» **AIM OF THE EXERCISE**
Say how many lines include the word "icon", using only a number.

» **THE INPUT**
********************
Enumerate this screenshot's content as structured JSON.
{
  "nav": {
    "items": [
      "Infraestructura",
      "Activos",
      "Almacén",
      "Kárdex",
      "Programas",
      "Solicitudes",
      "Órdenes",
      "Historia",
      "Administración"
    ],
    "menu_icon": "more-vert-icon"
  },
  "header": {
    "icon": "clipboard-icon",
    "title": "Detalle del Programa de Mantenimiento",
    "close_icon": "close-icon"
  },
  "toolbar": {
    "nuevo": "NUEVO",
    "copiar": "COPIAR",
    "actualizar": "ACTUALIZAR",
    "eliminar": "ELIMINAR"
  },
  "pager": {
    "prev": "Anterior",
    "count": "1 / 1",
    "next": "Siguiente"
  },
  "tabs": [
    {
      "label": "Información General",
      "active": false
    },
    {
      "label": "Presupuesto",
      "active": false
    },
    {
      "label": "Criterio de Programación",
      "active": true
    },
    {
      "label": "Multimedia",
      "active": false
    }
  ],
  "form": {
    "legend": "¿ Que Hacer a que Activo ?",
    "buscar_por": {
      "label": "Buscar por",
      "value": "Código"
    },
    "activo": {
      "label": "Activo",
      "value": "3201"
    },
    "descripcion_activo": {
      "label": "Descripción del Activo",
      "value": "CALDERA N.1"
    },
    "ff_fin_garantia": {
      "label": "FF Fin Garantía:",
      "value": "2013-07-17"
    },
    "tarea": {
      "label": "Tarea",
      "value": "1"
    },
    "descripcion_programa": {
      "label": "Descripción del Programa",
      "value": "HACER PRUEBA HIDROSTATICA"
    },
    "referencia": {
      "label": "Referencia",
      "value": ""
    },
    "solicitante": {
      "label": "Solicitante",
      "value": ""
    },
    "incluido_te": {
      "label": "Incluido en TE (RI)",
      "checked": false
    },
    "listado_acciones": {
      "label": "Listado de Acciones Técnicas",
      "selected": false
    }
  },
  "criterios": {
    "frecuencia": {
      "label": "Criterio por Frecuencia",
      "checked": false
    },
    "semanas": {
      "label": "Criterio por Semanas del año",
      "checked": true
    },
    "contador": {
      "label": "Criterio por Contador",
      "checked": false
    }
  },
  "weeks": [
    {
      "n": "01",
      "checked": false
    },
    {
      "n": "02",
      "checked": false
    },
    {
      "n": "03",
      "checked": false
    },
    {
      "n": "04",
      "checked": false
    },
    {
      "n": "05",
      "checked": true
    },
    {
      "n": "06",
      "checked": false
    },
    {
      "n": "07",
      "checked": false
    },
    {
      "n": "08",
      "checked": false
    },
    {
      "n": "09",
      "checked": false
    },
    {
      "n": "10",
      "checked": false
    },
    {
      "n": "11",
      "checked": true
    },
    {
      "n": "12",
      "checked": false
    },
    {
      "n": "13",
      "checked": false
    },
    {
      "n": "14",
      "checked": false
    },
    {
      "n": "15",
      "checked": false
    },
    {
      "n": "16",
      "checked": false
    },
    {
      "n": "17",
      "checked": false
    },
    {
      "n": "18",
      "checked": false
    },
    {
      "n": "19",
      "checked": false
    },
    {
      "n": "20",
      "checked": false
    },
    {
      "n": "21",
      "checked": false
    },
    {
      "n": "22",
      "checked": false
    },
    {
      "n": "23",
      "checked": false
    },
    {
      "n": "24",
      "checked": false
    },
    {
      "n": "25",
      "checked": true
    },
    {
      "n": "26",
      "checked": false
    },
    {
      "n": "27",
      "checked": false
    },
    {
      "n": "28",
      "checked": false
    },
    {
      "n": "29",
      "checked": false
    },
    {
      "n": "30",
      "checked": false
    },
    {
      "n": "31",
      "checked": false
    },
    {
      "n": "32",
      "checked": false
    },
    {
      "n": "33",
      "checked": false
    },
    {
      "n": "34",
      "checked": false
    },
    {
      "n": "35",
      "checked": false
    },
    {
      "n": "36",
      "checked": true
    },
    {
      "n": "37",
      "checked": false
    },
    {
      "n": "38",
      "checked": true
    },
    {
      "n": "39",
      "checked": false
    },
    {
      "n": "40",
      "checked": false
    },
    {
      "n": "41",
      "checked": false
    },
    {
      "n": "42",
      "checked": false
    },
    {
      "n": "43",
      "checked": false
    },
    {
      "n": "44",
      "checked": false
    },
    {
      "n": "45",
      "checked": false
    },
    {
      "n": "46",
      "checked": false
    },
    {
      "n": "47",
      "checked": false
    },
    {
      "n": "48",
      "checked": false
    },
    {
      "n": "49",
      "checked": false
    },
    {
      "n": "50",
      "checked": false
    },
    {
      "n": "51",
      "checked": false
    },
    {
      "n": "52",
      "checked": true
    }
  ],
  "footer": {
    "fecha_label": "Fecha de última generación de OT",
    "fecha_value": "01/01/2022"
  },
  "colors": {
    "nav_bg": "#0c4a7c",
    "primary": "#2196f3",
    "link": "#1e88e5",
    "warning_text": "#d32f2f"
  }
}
********************
» **ANSWER FOR THIS EXERCISE**
3